#### What the exercise asks
Output every line of this listing unchanged, leaving out the pictures.

-- START OF Extracted data --

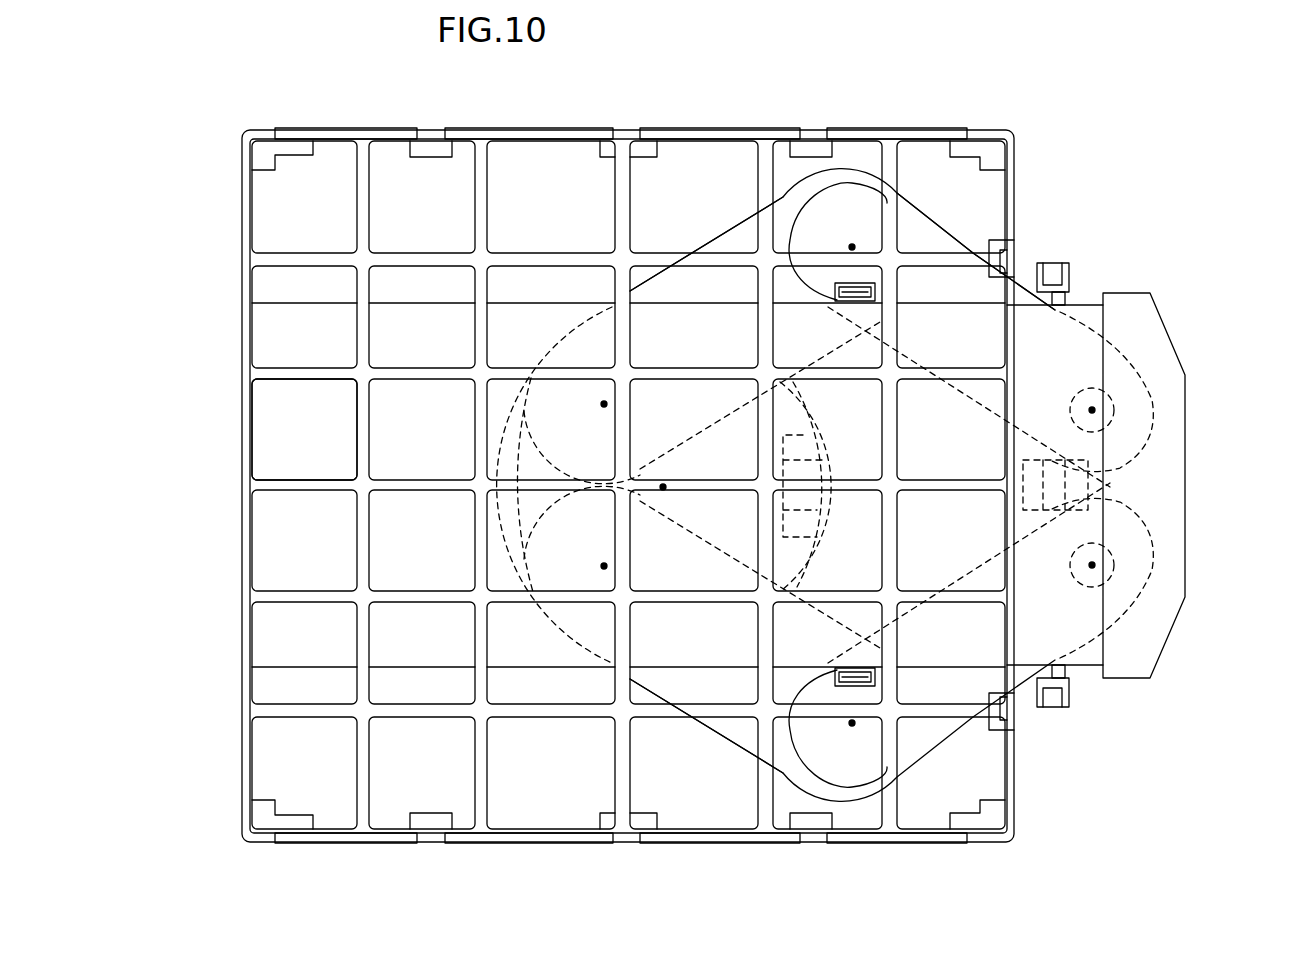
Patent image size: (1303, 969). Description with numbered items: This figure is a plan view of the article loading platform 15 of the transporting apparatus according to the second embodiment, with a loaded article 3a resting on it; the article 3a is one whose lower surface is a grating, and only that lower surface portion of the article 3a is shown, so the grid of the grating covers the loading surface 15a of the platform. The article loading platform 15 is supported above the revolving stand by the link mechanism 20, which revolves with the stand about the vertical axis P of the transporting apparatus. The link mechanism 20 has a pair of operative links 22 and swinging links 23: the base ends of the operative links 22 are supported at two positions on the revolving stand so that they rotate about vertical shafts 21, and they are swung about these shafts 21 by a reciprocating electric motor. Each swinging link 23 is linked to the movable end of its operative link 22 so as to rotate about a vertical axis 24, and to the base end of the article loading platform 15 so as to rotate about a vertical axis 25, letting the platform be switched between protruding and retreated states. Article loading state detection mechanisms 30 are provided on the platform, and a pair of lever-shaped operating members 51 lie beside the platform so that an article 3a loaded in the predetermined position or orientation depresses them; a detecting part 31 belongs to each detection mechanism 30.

The article 3a is at (240, 680).
The article loading platform 15 is at (285, 542).
The loading surface 15a is at (295, 421).
The link mechanism 20 is at (697, 241).
The vertical shafts 21 is at (604, 404).
The operative links 22 is at (733, 245).
The swinging links 23 is at (1153, 372).
The vertical axis 24 is at (853, 245).
The vertical axis 25 is at (1092, 410).
The article loading state detection mechanism 30 is at (958, 217).
The sensor 31 is at (1053, 263).
The operating members 51 is at (838, 287).
The axis P is at (663, 487).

-- END OF Extracted data --

#### Correct response
Patent image size: (1303, 969). Description with numbered items: This figure is a plan view of the article loading platform 15 of the transporting apparatus according to the second embodiment, with a loaded article 3a resting on it; the article 3a is one whose lower surface is a grating, and only that lower surface portion of the article 3a is shown, so the grid of the grating covers the loading surface 15a of the platform. The article loading platform 15 is supported above the revolving stand by the link mechanism 20, which revolves with the stand about the vertical axis P of the transporting apparatus. The link mechanism 20 has a pair of operative links 22 and swinging links 23: the base ends of the operative links 22 are supported at two positions on the revolving stand so that they rotate about vertical shafts 21, and they are swung about these shafts 21 by a reciprocating electric motor. Each swinging link 23 is linked to the movable end of its operative link 22 so as to rotate about a vertical axis 24, and to the base end of the article loading platform 15 so as to rotate about a vertical axis 25, letting the platform be switched between protruding and retreated states. Article loading state detection mechanisms 30 are provided on the platform, and a pair of lever-shaped operating members 51 lie beside the platform so that an article 3a loaded in the predetermined position or orientation depresses them; a detecting part 31 belongs to each detection mechanism 30.

The article 3a is at (240, 680).
The article loading platform 15 is at (285, 542).
The loading surface 15a is at (295, 421).
The link mechanism 20 is at (697, 241).
The vertical shafts 21 is at (604, 404).
The operative links 22 is at (733, 245).
The swinging links 23 is at (1153, 372).
The vertical axis 24 is at (853, 245).
The vertical axis 25 is at (1092, 410).
The article loading state detection mechanism 30 is at (958, 217).
The sensor 31 is at (1053, 263).
The operating members 51 is at (838, 287).
The axis P is at (663, 487).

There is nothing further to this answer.